[start]

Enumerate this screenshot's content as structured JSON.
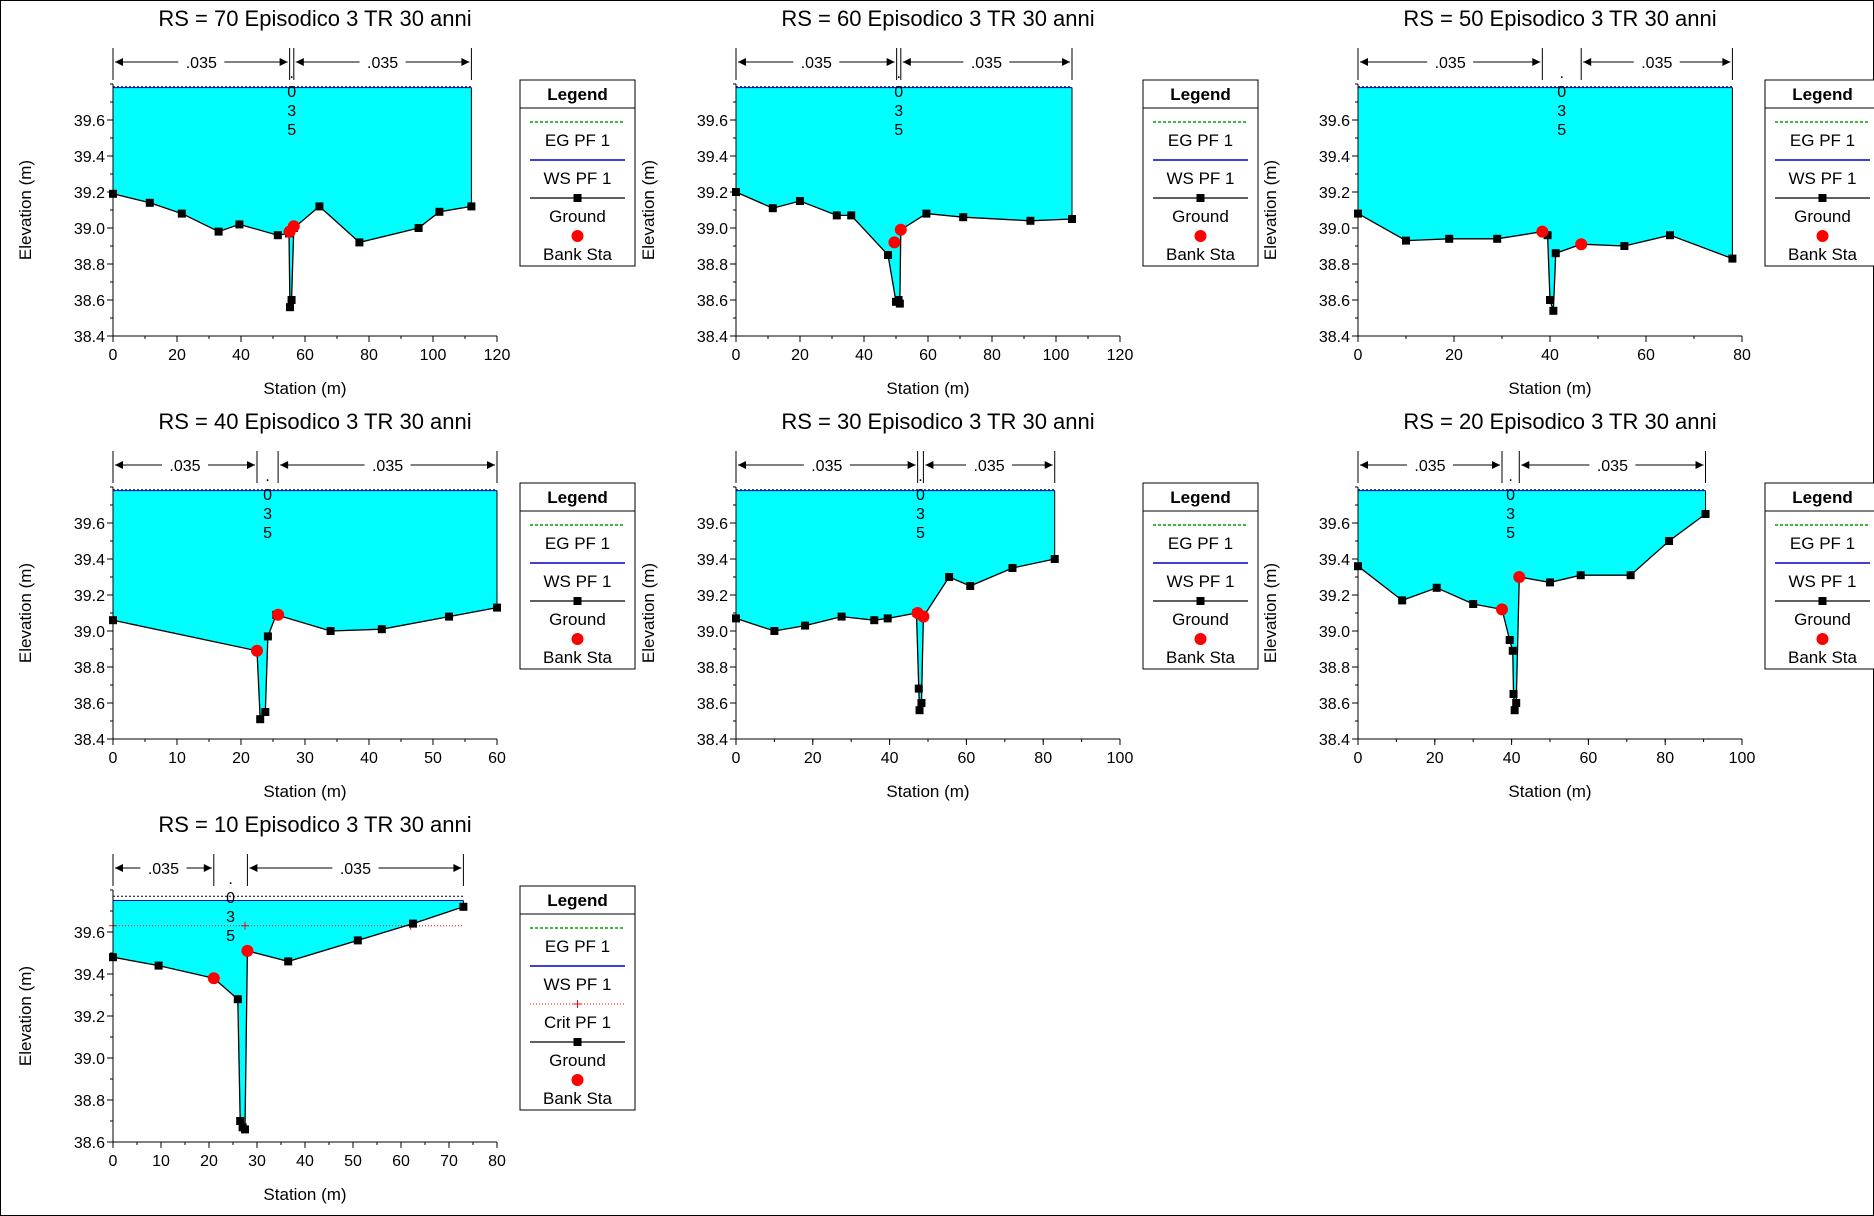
{
  "page": {
    "background": "#ffffff"
  },
  "colors": {
    "water": "#00ffff",
    "ground": "#000000",
    "eg_line": "#00a000",
    "ws_line": "#0000cc",
    "crit_line": "#ff0000",
    "bank_sta": "#ff0000"
  },
  "legend_items": {
    "title": "Legend",
    "eg": "EG PF 1",
    "ws": "WS PF 1",
    "crit": "Crit PF 1",
    "ground": "Ground",
    "bank": "Bank Sta"
  },
  "chart_data": [
    {
      "type": "area",
      "title": "RS = 70  Episodico 3 TR 30 anni",
      "xlabel": "Station (m)",
      "ylabel": "Elevation (m)",
      "xlim": [
        0,
        120
      ],
      "xticks": [
        0,
        20,
        40,
        60,
        80,
        100,
        120
      ],
      "ylim": [
        38.4,
        39.8
      ],
      "yticks": [
        38.4,
        38.6,
        38.8,
        39.0,
        39.2,
        39.4,
        39.6
      ],
      "ws": 39.78,
      "eg": 39.785,
      "ground": [
        [
          0,
          39.19
        ],
        [
          11.5,
          39.14
        ],
        [
          21.5,
          39.08
        ],
        [
          33,
          38.98
        ],
        [
          39.5,
          39.02
        ],
        [
          51.5,
          38.96
        ],
        [
          55,
          38.97
        ],
        [
          55.3,
          38.56
        ],
        [
          55.8,
          38.6
        ],
        [
          56.5,
          39.0
        ],
        [
          64.5,
          39.12
        ],
        [
          77,
          38.92
        ],
        [
          95.5,
          39.0
        ],
        [
          102,
          39.09
        ],
        [
          112,
          39.12
        ]
      ],
      "bank_sta": [
        [
          55.2,
          38.98
        ],
        [
          56.5,
          39.01
        ]
      ],
      "n_values": [
        ".035",
        ".035",
        ".035"
      ],
      "n_breaks": [
        55.2,
        56.5
      ],
      "legend_items": [
        "eg",
        "ws",
        "ground",
        "bank"
      ]
    },
    {
      "type": "area",
      "title": "RS = 60  Episodico 3 TR 30 anni",
      "xlabel": "Station (m)",
      "ylabel": "Elevation (m)",
      "xlim": [
        0,
        120
      ],
      "xticks": [
        0,
        20,
        40,
        60,
        80,
        100,
        120
      ],
      "ylim": [
        38.4,
        39.8
      ],
      "yticks": [
        38.4,
        38.6,
        38.8,
        39.0,
        39.2,
        39.4,
        39.6
      ],
      "ws": 39.78,
      "eg": 39.785,
      "ground": [
        [
          0,
          39.2
        ],
        [
          11.5,
          39.11
        ],
        [
          20,
          39.15
        ],
        [
          31.5,
          39.07
        ],
        [
          36,
          39.07
        ],
        [
          47.5,
          38.85
        ],
        [
          50,
          38.59
        ],
        [
          50.8,
          38.6
        ],
        [
          51.2,
          38.58
        ],
        [
          51.5,
          38.99
        ],
        [
          59.5,
          39.08
        ],
        [
          71,
          39.06
        ],
        [
          92,
          39.04
        ],
        [
          105,
          39.05
        ]
      ],
      "bank_sta": [
        [
          49.5,
          38.92
        ],
        [
          51.5,
          38.99
        ]
      ],
      "n_values": [
        ".035",
        ".035",
        ".035"
      ],
      "n_breaks": [
        50.2,
        51.5
      ],
      "legend_items": [
        "eg",
        "ws",
        "ground",
        "bank"
      ]
    },
    {
      "type": "area",
      "title": "RS = 50  Episodico 3 TR 30 anni",
      "xlabel": "Station (m)",
      "ylabel": "Elevation (m)",
      "xlim": [
        0,
        80
      ],
      "xticks": [
        0,
        20,
        40,
        60,
        80
      ],
      "ylim": [
        38.4,
        39.8
      ],
      "yticks": [
        38.4,
        38.6,
        38.8,
        39.0,
        39.2,
        39.4,
        39.6
      ],
      "ws": 39.78,
      "eg": 39.785,
      "ground": [
        [
          0,
          39.08
        ],
        [
          10,
          38.93
        ],
        [
          19,
          38.94
        ],
        [
          29,
          38.94
        ],
        [
          38.5,
          38.98
        ],
        [
          39.5,
          38.96
        ],
        [
          40,
          38.6
        ],
        [
          40.7,
          38.54
        ],
        [
          41.2,
          38.86
        ],
        [
          46.5,
          38.91
        ],
        [
          55.5,
          38.9
        ],
        [
          65,
          38.96
        ],
        [
          78,
          38.83
        ]
      ],
      "bank_sta": [
        [
          38.4,
          38.98
        ],
        [
          46.5,
          38.91
        ]
      ],
      "n_values": [
        ".035",
        ".035",
        ".035"
      ],
      "n_breaks": [
        38.4,
        46.5
      ],
      "legend_items": [
        "eg",
        "ws",
        "ground",
        "bank"
      ]
    },
    {
      "type": "area",
      "title": "RS = 40  Episodico 3 TR 30 anni",
      "xlabel": "Station (m)",
      "ylabel": "Elevation (m)",
      "xlim": [
        0,
        60
      ],
      "xticks": [
        0,
        10,
        20,
        30,
        40,
        50,
        60
      ],
      "ylim": [
        38.4,
        39.8
      ],
      "yticks": [
        38.4,
        38.6,
        38.8,
        39.0,
        39.2,
        39.4,
        39.6
      ],
      "ws": 39.78,
      "eg": 39.785,
      "ground": [
        [
          0,
          39.06
        ],
        [
          22.5,
          38.89
        ],
        [
          23,
          38.51
        ],
        [
          23.8,
          38.55
        ],
        [
          24.2,
          38.97
        ],
        [
          25.5,
          39.09
        ],
        [
          34,
          39.0
        ],
        [
          42,
          39.01
        ],
        [
          52.5,
          39.08
        ],
        [
          60,
          39.13
        ]
      ],
      "bank_sta": [
        [
          22.5,
          38.89
        ],
        [
          25.8,
          39.09
        ]
      ],
      "n_values": [
        ".035",
        ".035",
        ".035"
      ],
      "n_breaks": [
        22.5,
        25.8
      ],
      "legend_items": [
        "eg",
        "ws",
        "ground",
        "bank"
      ]
    },
    {
      "type": "area",
      "title": "RS = 30  Episodico 3 TR 30 anni",
      "xlabel": "Station (m)",
      "ylabel": "Elevation (m)",
      "xlim": [
        0,
        100
      ],
      "xticks": [
        0,
        20,
        40,
        60,
        80,
        100
      ],
      "ylim": [
        38.4,
        39.8
      ],
      "yticks": [
        38.4,
        38.6,
        38.8,
        39.0,
        39.2,
        39.4,
        39.6
      ],
      "ws": 39.78,
      "eg": 39.785,
      "ground": [
        [
          0,
          39.07
        ],
        [
          10,
          39.0
        ],
        [
          18,
          39.03
        ],
        [
          27.5,
          39.08
        ],
        [
          36,
          39.06
        ],
        [
          39.5,
          39.07
        ],
        [
          47,
          39.1
        ],
        [
          47.6,
          38.68
        ],
        [
          47.8,
          38.56
        ],
        [
          48.3,
          38.6
        ],
        [
          48.8,
          39.08
        ],
        [
          55.5,
          39.3
        ],
        [
          61,
          39.25
        ],
        [
          72,
          39.35
        ],
        [
          83,
          39.4
        ]
      ],
      "bank_sta": [
        [
          47.3,
          39.1
        ],
        [
          48.8,
          39.08
        ]
      ],
      "n_values": [
        ".035",
        ".035",
        ".035"
      ],
      "n_breaks": [
        47.3,
        48.8
      ],
      "legend_items": [
        "eg",
        "ws",
        "ground",
        "bank"
      ]
    },
    {
      "type": "area",
      "title": "RS = 20  Episodico 3 TR 30 anni",
      "xlabel": "Station (m)",
      "ylabel": "Elevation (m)",
      "xlim": [
        0,
        100
      ],
      "xticks": [
        0,
        20,
        40,
        60,
        80,
        100
      ],
      "ylim": [
        38.4,
        39.8
      ],
      "yticks": [
        38.4,
        38.6,
        38.8,
        39.0,
        39.2,
        39.4,
        39.6
      ],
      "ws": 39.78,
      "eg": 39.785,
      "ground": [
        [
          0,
          39.36
        ],
        [
          11.5,
          39.17
        ],
        [
          20.5,
          39.24
        ],
        [
          30,
          39.15
        ],
        [
          37.5,
          39.12
        ],
        [
          39.5,
          38.95
        ],
        [
          40.3,
          38.89
        ],
        [
          40.5,
          38.65
        ],
        [
          40.8,
          38.56
        ],
        [
          41.2,
          38.6
        ],
        [
          42,
          39.3
        ],
        [
          50,
          39.27
        ],
        [
          58,
          39.31
        ],
        [
          71,
          39.31
        ],
        [
          81,
          39.5
        ],
        [
          90.5,
          39.65
        ]
      ],
      "bank_sta": [
        [
          37.5,
          39.12
        ],
        [
          42,
          39.3
        ]
      ],
      "n_values": [
        ".035",
        ".035",
        ".035"
      ],
      "n_breaks": [
        37.5,
        42
      ],
      "legend_items": [
        "eg",
        "ws",
        "ground",
        "bank"
      ]
    },
    {
      "type": "area",
      "title": "RS = 10  Episodico 3 TR 30 anni",
      "xlabel": "Station (m)",
      "ylabel": "Elevation (m)",
      "xlim": [
        0,
        80
      ],
      "xticks": [
        0,
        10,
        20,
        30,
        40,
        50,
        60,
        70,
        80
      ],
      "ylim": [
        38.6,
        39.8
      ],
      "yticks": [
        38.6,
        38.8,
        39.0,
        39.2,
        39.4,
        39.6
      ],
      "ws": 39.75,
      "eg": 39.77,
      "crit": 39.63,
      "crit_marks": [
        0,
        27.5,
        62
      ],
      "ground": [
        [
          0,
          39.48
        ],
        [
          9.5,
          39.44
        ],
        [
          21,
          39.38
        ],
        [
          26,
          39.28
        ],
        [
          26.5,
          38.7
        ],
        [
          27,
          38.67
        ],
        [
          27.5,
          38.66
        ],
        [
          28,
          39.51
        ],
        [
          36.5,
          39.46
        ],
        [
          51,
          39.56
        ],
        [
          62.5,
          39.64
        ],
        [
          73,
          39.72
        ]
      ],
      "bank_sta": [
        [
          21,
          39.38
        ],
        [
          28,
          39.51
        ]
      ],
      "n_values": [
        ".035",
        ".035",
        ".035"
      ],
      "n_breaks": [
        21,
        28
      ],
      "legend_items": [
        "eg",
        "ws",
        "crit",
        "ground",
        "bank"
      ]
    }
  ]
}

[end]

Task details:
Using the listing above, gather each line that holds the string "title" and copy it.

Expected answer:
    "title": "Legend",
      "title": "RS = 70  Episodico 3 TR 30 anni",
      "title": "RS = 60  Episodico 3 TR 30 anni",
      "title": "RS = 50  Episodico 3 TR 30 anni",
      "title": "RS = 40  Episodico 3 TR 30 anni",
      "title": "RS = 30  Episodico 3 TR 30 anni",
      "title": "RS = 20  Episodico 3 TR 30 anni",
      "title": "RS = 10  Episodico 3 TR 30 anni",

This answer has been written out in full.